(Dataset items)
## begin
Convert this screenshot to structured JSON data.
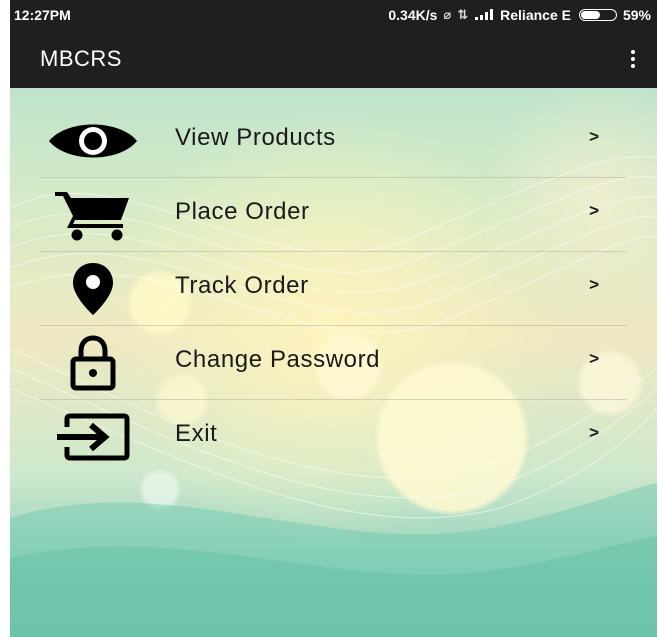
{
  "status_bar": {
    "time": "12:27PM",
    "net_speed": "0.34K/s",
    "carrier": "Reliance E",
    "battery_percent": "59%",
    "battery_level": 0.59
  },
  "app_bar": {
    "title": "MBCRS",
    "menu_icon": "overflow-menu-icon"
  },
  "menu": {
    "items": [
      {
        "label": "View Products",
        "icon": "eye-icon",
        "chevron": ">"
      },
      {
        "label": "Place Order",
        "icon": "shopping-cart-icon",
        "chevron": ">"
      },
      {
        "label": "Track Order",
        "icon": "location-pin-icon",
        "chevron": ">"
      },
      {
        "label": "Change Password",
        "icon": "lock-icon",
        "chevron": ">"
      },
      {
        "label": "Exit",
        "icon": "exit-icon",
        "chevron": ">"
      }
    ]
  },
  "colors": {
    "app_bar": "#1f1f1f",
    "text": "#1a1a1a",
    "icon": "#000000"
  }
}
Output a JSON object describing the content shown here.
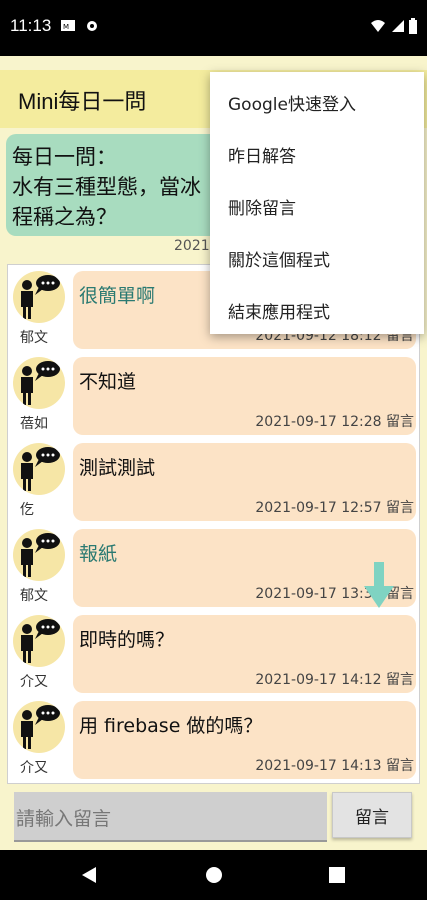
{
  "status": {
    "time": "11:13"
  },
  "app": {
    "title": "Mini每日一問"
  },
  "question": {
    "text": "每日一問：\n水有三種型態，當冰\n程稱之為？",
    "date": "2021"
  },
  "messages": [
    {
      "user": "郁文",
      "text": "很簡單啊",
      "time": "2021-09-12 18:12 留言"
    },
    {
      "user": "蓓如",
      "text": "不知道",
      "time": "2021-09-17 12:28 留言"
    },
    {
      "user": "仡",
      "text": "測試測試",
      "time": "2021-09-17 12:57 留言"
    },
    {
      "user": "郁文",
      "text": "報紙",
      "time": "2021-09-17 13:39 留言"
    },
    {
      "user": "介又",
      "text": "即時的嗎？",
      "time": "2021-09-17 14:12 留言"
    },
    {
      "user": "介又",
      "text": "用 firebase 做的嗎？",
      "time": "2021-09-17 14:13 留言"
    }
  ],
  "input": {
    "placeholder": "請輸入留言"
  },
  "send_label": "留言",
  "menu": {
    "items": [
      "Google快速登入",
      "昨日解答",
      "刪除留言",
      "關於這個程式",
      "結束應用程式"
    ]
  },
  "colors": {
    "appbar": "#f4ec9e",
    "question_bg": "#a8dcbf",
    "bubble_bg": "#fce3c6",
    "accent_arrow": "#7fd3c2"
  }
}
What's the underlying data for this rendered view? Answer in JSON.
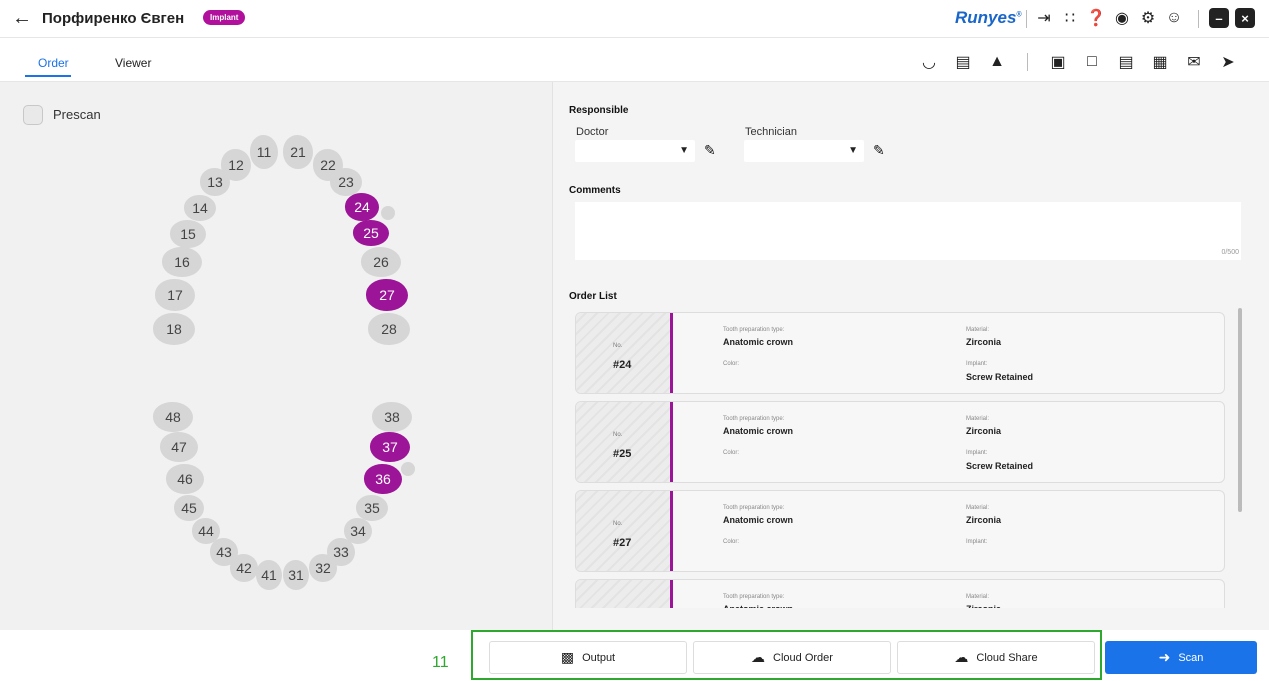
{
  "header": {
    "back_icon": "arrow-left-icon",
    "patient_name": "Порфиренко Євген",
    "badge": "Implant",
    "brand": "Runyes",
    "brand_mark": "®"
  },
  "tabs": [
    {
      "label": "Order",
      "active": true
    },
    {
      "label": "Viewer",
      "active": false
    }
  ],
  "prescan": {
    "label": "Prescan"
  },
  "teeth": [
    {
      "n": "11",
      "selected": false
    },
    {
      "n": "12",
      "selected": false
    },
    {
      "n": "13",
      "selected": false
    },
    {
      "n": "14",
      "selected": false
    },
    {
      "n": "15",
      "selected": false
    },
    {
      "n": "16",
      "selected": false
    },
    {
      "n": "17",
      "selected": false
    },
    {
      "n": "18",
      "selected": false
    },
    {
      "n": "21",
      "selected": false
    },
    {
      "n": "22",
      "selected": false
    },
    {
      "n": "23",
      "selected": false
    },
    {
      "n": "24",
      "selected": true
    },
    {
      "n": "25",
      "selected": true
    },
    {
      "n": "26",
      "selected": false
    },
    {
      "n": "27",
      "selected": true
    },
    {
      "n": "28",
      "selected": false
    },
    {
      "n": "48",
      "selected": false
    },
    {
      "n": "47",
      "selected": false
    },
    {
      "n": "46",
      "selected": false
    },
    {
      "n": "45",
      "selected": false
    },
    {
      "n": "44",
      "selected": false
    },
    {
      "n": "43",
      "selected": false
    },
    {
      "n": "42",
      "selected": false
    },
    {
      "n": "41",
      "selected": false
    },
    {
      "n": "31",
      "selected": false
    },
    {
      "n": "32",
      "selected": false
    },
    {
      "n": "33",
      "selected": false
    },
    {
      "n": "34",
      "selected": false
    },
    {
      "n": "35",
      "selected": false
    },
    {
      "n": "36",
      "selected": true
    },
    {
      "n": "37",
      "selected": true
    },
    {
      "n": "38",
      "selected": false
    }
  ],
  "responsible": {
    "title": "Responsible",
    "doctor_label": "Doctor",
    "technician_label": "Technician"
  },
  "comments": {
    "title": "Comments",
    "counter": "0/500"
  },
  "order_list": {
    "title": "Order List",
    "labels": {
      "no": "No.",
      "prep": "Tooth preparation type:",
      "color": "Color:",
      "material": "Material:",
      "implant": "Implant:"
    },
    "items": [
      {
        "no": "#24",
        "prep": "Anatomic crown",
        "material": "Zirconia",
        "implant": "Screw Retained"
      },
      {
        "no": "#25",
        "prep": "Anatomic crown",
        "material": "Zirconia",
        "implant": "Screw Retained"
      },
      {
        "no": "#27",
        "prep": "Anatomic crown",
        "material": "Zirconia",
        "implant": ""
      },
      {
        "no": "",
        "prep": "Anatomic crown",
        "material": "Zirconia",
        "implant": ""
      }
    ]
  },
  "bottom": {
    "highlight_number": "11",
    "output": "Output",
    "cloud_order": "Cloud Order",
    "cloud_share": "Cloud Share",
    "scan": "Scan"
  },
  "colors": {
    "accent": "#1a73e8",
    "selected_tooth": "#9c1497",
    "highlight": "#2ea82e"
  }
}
## end
§ INSTRUCTIONS FOR THE TASK
Of the lines in the material, how many contain the word "icon"? Reply with the number and nothing else.

§ COMPLETE ANSWER
8